• WHAT YOU HAVE TO DO
Word for word, give the material below again, minus any images.

● ● ● ● ● ● ●

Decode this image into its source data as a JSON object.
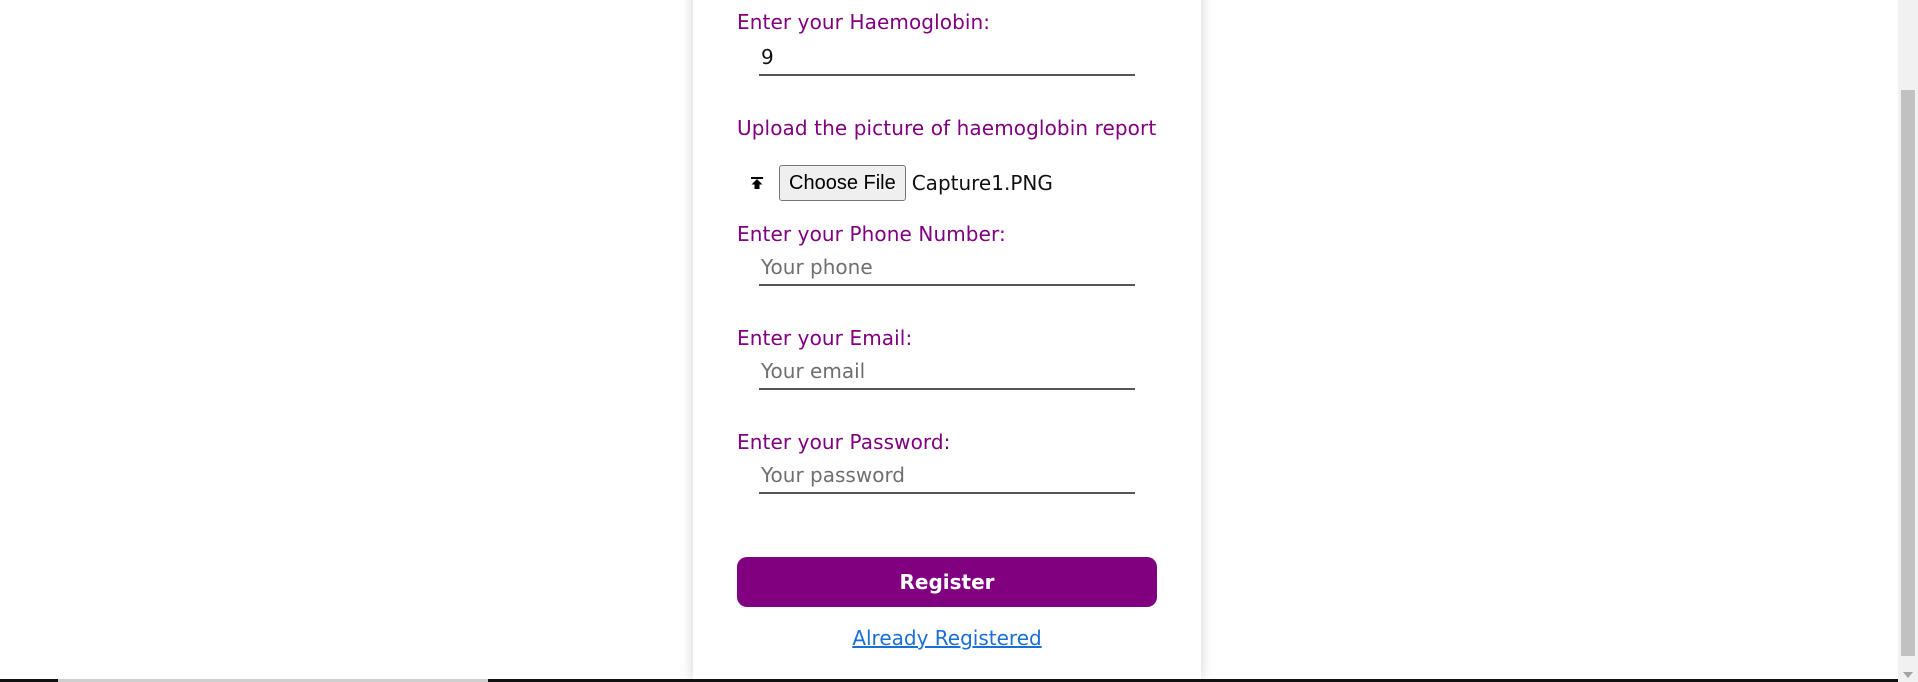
{
  "form": {
    "haemoglobin_label": "Enter your Haemoglobin:",
    "haemoglobin_value": "9",
    "upload_label": "Upload the picture of haemoglobin report",
    "upload_button_label": "Choose File",
    "upload_file_name": "Capture1.PNG",
    "upload_icon": "upload-icon",
    "phone_label": "Enter your Phone Number:",
    "phone_placeholder": "Your phone",
    "email_label": "Enter your Email:",
    "email_placeholder": "Your email",
    "password_label": "Enter your Password:",
    "password_placeholder": "Your password",
    "register_label": "Register",
    "login_link": "Already Registered"
  },
  "colors": {
    "accent": "#800080",
    "link": "#1a6fd6"
  }
}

● ● ● ● ● ● ●

• SOLVED EXERCISE
Decode this image into its source data as a JSON object.
{
  "form": {
    "haemoglobin_label": "Enter your Haemoglobin:",
    "haemoglobin_value": "9",
    "upload_label": "Upload the picture of haemoglobin report",
    "upload_button_label": "Choose File",
    "upload_file_name": "Capture1.PNG",
    "upload_icon": "upload-icon",
    "phone_label": "Enter your Phone Number:",
    "phone_placeholder": "Your phone",
    "email_label": "Enter your Email:",
    "email_placeholder": "Your email",
    "password_label": "Enter your Password:",
    "password_placeholder": "Your password",
    "register_label": "Register",
    "login_link": "Already Registered"
  },
  "colors": {
    "accent": "#800080",
    "link": "#1a6fd6"
  }
}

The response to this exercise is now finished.